WHAT TO WORK ON:
Lines that include the word "content" are the ones to copy.

# START OF PROVIDED ENTRIES

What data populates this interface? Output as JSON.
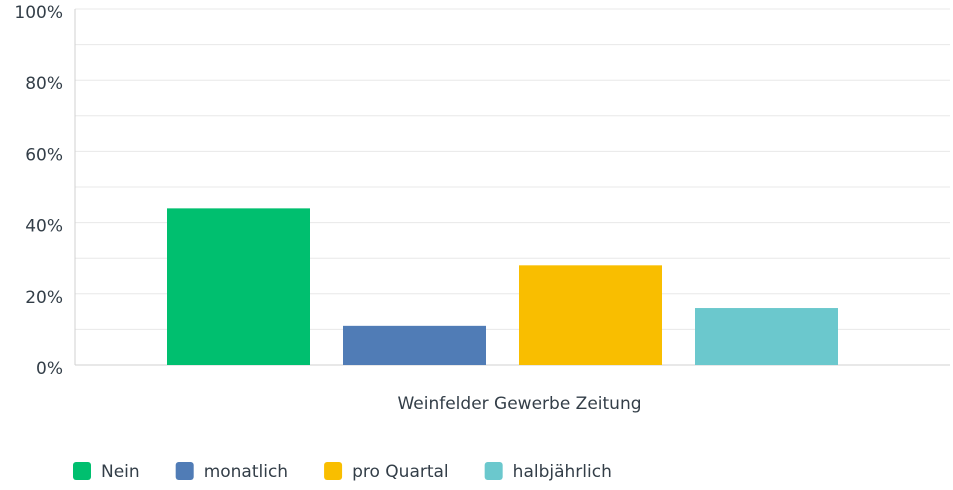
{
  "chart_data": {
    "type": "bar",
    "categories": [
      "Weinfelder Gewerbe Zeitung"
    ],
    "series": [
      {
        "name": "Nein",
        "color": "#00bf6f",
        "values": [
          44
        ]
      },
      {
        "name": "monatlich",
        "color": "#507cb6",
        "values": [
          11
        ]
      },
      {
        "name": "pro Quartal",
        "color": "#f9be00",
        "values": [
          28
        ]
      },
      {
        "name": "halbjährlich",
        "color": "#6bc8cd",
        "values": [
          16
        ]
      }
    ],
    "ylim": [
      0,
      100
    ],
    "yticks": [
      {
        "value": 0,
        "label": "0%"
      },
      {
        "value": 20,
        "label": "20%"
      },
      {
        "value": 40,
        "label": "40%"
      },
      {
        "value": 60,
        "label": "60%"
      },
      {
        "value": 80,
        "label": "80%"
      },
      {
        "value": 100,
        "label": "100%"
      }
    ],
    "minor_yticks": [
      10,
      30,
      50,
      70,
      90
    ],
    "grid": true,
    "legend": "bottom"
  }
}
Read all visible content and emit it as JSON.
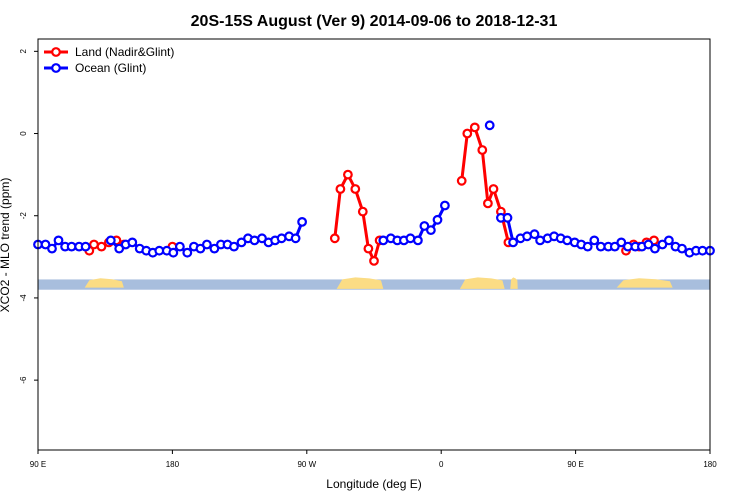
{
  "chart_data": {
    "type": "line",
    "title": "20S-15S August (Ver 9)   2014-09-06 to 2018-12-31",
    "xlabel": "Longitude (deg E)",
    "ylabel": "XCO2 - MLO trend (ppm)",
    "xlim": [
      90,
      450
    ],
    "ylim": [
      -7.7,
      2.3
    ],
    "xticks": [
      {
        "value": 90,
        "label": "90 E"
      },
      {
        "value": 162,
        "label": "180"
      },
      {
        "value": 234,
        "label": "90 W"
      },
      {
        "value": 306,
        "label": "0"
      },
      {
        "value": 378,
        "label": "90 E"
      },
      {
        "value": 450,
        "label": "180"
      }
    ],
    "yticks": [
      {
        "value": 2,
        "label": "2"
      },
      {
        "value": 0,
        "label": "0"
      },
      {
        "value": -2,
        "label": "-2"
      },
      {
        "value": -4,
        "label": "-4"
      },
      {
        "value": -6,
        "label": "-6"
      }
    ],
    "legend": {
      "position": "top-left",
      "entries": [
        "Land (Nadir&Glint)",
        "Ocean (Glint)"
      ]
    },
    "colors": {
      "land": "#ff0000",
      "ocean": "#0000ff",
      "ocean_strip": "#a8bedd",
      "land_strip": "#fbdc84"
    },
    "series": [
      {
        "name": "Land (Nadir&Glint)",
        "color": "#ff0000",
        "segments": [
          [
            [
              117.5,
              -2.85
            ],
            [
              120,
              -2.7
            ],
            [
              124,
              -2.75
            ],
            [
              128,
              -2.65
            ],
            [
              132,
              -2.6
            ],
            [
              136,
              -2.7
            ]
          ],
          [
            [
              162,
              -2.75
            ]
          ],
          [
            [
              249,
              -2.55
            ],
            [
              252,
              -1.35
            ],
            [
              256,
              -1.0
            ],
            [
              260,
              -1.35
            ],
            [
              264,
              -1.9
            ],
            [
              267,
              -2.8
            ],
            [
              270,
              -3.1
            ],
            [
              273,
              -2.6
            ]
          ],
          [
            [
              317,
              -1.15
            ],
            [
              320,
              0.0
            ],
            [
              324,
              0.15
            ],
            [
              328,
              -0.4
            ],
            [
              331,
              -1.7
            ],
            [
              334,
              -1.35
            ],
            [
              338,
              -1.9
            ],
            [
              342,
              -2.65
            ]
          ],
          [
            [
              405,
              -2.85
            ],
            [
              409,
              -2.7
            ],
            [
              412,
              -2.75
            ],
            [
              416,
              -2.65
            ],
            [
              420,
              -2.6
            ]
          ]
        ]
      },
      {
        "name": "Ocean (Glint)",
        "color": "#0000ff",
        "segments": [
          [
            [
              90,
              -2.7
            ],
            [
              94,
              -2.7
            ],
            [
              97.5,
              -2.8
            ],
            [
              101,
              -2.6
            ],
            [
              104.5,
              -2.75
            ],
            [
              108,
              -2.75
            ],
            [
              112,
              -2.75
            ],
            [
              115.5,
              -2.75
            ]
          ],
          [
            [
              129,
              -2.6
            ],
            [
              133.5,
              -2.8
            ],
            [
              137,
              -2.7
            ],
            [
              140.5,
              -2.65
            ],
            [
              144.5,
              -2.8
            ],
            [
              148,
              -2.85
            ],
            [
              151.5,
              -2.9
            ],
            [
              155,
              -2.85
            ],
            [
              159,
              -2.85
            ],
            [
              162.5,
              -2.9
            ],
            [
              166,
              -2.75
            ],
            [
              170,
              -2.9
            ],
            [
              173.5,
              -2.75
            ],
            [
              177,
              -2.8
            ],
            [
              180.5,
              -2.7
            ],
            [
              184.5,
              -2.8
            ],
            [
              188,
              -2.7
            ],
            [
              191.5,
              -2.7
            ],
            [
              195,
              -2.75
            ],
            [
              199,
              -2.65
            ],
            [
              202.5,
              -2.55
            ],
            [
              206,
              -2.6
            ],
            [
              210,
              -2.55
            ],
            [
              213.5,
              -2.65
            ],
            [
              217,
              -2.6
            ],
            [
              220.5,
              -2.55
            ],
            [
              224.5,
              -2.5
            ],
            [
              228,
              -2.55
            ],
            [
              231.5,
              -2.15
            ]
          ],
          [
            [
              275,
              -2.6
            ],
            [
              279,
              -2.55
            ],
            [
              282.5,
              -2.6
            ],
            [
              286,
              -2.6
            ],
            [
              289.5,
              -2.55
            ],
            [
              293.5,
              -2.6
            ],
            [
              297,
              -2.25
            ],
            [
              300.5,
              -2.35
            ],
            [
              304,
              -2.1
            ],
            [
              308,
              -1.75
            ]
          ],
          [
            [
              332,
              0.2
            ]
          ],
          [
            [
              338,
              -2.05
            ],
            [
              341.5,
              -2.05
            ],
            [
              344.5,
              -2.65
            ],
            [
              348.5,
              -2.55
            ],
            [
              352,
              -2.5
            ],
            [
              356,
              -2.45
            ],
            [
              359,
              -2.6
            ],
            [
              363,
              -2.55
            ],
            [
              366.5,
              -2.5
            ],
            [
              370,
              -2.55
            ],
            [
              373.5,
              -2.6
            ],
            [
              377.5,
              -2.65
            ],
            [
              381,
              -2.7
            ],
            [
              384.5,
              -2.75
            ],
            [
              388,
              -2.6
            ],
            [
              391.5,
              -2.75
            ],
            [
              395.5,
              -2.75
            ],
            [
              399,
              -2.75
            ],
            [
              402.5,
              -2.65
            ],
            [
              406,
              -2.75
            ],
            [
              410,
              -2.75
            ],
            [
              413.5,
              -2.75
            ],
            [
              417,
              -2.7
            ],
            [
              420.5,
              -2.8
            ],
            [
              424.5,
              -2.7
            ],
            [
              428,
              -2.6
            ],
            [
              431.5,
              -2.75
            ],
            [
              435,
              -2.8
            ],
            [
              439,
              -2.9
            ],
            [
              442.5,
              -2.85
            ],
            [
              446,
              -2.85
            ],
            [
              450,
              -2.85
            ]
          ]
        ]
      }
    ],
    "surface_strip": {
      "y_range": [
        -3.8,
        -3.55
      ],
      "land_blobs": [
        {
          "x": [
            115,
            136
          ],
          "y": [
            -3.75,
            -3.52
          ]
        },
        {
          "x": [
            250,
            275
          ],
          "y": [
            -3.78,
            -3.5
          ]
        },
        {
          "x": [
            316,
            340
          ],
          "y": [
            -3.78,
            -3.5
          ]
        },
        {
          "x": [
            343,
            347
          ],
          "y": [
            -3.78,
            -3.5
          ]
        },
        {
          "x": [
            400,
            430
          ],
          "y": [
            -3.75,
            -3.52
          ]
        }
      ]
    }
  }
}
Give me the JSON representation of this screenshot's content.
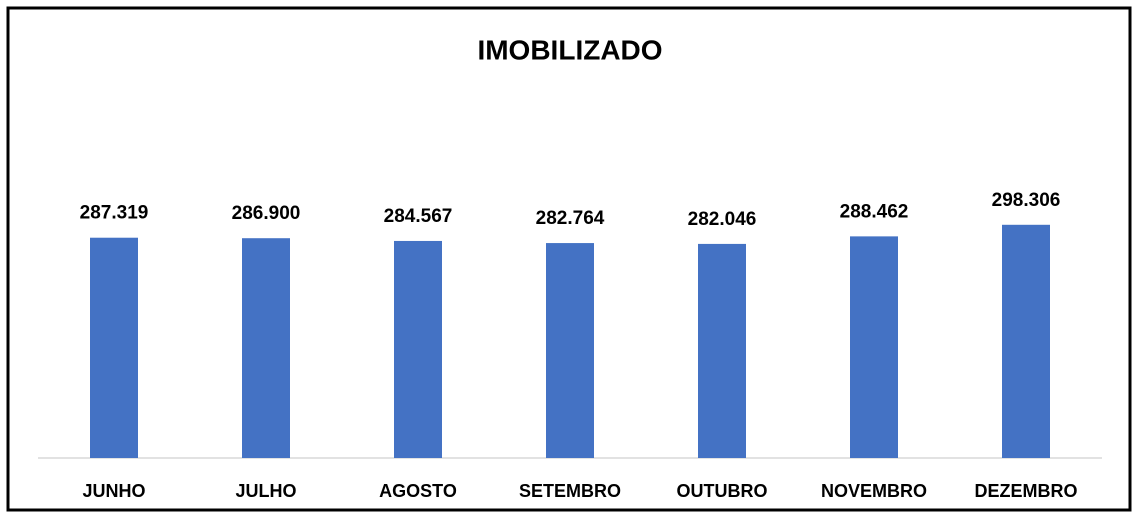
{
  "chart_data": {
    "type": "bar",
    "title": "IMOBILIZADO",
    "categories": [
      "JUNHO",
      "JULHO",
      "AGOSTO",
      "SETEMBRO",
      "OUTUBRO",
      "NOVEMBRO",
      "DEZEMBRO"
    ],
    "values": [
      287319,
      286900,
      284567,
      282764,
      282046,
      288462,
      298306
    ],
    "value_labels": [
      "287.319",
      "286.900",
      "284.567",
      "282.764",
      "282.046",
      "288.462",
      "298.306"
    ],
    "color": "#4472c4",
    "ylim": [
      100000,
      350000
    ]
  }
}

# END OF PROVIDED ENTRIES

THE ANSWER:
Read all visible content and emit it as JSON.
Give me the JSON representation of this screenshot's content.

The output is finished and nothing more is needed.